▶ **Directions**
Below are some entries. Copy each line that holds the string "Windows".

▶ **Input for this task**
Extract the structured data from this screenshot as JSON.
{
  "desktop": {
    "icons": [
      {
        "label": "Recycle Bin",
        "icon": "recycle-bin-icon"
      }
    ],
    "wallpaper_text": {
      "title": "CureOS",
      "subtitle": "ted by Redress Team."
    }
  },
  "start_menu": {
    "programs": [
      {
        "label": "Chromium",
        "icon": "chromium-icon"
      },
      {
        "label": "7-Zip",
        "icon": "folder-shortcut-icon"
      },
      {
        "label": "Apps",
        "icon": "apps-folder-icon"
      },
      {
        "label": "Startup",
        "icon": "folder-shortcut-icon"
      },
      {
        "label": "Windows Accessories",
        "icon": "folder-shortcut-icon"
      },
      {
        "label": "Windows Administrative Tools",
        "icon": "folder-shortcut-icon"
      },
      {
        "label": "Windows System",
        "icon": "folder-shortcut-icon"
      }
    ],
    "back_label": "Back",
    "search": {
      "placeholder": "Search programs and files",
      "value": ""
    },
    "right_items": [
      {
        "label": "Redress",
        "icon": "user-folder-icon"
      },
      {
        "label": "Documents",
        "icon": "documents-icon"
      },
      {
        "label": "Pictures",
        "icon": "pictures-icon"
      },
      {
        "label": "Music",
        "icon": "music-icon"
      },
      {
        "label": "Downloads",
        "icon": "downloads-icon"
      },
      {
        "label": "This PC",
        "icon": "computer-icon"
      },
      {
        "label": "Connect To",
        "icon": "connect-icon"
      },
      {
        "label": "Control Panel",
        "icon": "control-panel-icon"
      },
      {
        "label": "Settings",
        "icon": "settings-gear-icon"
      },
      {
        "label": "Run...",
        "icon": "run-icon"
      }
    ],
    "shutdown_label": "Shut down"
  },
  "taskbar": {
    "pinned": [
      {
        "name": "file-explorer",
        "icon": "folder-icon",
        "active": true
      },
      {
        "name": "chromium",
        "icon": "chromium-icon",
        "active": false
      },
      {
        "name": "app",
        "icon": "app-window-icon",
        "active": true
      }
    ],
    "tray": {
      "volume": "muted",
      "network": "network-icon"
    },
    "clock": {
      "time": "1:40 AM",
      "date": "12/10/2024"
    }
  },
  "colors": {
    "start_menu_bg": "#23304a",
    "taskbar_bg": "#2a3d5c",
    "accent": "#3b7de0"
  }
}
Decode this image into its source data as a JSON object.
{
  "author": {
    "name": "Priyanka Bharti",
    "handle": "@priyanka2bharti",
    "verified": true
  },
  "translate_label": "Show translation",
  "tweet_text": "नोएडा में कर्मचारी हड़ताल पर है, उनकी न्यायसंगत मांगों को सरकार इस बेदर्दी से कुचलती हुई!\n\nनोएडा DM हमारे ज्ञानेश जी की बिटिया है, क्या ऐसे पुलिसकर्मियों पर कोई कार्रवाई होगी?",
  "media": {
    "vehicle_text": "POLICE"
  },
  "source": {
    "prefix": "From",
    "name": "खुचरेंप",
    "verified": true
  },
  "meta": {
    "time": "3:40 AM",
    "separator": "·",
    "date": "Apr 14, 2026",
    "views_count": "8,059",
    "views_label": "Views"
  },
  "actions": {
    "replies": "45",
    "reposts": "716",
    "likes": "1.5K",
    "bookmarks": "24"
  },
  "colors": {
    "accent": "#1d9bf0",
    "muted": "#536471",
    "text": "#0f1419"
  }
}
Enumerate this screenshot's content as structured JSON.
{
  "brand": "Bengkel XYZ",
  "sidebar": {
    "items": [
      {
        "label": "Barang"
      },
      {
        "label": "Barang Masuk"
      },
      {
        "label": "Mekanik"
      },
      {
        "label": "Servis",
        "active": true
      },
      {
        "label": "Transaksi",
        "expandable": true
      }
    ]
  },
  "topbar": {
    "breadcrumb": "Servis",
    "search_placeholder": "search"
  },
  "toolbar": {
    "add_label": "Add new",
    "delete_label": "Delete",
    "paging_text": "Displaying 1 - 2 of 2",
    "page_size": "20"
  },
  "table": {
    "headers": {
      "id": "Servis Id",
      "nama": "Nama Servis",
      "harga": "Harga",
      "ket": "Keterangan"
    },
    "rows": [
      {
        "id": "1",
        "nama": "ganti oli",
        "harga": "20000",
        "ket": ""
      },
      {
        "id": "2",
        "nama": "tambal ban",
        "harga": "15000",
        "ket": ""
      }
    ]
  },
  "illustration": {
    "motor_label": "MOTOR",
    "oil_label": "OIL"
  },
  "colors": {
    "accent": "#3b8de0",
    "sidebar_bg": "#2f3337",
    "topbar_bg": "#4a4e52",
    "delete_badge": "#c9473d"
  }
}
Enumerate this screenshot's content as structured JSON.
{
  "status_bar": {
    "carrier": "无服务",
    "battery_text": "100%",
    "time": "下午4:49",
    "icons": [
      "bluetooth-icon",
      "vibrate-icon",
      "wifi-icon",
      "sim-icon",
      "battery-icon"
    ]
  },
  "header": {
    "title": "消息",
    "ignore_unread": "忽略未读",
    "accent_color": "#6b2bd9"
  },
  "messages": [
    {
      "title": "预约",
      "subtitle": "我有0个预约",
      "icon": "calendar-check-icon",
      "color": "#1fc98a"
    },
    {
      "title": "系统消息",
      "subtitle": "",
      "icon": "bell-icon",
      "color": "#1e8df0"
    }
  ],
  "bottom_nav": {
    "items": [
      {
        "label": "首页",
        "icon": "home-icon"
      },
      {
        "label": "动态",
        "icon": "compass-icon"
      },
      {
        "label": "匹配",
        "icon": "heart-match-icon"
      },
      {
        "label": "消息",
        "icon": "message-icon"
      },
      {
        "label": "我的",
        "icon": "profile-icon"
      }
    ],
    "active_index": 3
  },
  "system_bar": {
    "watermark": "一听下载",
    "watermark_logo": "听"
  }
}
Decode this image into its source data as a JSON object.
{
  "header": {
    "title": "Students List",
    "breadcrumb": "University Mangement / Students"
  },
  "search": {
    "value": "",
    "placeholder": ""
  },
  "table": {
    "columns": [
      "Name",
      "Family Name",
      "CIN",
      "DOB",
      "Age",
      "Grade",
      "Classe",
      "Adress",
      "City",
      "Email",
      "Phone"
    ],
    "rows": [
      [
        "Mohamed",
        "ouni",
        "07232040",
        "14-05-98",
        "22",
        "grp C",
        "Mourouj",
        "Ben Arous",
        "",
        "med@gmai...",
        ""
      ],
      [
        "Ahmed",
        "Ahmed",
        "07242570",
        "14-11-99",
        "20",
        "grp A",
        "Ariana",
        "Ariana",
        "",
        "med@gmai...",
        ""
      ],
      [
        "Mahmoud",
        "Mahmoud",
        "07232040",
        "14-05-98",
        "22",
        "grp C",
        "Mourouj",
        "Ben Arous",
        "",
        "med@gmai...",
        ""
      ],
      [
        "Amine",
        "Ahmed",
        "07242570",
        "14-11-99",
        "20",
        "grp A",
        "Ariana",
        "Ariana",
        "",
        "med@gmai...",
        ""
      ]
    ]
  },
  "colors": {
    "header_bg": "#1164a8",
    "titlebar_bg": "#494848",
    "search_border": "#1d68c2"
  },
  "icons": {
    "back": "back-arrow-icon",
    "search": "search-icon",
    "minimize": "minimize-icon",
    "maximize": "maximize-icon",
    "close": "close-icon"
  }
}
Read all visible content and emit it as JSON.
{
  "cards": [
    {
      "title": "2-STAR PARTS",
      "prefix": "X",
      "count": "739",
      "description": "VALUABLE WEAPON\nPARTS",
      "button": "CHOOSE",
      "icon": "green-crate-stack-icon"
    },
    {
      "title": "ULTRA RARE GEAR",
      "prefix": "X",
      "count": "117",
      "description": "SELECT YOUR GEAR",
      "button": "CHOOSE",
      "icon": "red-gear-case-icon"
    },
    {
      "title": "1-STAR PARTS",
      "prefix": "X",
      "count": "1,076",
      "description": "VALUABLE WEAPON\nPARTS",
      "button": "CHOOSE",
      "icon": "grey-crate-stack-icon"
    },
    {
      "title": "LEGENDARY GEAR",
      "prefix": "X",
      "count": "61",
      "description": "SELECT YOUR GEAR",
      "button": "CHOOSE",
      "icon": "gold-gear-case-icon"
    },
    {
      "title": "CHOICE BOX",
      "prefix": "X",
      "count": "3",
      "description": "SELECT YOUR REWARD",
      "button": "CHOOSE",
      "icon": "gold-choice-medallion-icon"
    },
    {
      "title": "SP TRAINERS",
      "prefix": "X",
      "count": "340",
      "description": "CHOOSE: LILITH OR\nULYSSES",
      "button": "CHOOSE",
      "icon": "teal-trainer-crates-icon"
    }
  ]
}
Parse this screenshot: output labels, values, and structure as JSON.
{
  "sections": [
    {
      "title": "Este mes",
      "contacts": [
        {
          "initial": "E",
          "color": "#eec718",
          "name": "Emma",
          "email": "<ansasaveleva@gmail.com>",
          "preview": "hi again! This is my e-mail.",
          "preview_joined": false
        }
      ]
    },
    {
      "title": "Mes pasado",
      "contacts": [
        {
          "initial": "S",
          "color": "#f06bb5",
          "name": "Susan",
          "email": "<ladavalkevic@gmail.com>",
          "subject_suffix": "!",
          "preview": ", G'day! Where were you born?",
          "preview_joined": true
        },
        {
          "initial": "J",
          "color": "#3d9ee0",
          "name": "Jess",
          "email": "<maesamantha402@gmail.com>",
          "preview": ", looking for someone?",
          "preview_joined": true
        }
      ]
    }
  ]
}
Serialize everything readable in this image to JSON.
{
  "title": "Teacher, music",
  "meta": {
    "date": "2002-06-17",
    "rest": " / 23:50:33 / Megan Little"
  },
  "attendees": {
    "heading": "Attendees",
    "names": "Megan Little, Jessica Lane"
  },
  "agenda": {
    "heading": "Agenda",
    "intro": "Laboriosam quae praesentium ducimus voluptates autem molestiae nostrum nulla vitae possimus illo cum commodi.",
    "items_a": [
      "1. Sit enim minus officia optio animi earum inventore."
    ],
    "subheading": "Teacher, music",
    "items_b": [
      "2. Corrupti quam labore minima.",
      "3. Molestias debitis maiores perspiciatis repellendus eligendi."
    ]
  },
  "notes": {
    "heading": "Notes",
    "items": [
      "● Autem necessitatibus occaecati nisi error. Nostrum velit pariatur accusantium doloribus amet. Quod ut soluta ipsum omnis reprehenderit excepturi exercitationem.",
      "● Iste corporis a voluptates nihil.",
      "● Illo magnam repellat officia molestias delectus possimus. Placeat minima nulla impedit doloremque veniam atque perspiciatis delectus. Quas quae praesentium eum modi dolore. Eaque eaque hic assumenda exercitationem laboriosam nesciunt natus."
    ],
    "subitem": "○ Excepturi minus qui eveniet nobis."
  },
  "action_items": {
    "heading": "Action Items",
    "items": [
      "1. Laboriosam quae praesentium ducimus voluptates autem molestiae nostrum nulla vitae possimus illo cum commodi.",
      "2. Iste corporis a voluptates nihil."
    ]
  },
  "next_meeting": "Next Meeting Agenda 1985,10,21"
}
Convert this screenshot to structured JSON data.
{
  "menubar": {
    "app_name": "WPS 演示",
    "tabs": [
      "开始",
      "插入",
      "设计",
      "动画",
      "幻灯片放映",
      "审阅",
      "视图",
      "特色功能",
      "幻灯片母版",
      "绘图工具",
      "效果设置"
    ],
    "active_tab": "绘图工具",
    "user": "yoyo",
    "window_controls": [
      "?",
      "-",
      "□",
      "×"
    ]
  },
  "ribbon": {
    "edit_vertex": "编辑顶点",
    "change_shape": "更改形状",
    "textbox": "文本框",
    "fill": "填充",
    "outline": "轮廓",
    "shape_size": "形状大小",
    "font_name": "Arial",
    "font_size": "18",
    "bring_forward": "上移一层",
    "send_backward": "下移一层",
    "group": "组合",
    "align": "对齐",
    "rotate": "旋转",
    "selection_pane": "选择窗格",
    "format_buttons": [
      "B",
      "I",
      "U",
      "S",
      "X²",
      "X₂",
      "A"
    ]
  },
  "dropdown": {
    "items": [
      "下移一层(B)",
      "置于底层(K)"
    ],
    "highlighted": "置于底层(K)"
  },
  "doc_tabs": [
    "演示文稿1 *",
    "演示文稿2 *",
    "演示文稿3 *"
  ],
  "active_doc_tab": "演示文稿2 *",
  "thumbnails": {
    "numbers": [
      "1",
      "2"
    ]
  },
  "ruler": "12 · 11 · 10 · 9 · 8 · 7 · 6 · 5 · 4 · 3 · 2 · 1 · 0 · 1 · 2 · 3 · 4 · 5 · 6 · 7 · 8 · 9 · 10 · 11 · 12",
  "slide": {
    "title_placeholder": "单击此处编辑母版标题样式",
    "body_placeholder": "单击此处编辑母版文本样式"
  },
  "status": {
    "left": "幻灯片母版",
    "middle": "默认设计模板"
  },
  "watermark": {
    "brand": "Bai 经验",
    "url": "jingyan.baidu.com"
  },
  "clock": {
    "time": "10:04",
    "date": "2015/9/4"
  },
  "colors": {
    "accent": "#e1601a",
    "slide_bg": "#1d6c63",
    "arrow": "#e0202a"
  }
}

▶ **Task solution**
        "label": "Windows Accessories",
        "label": "Windows Administrative Tools",
        "label": "Windows System",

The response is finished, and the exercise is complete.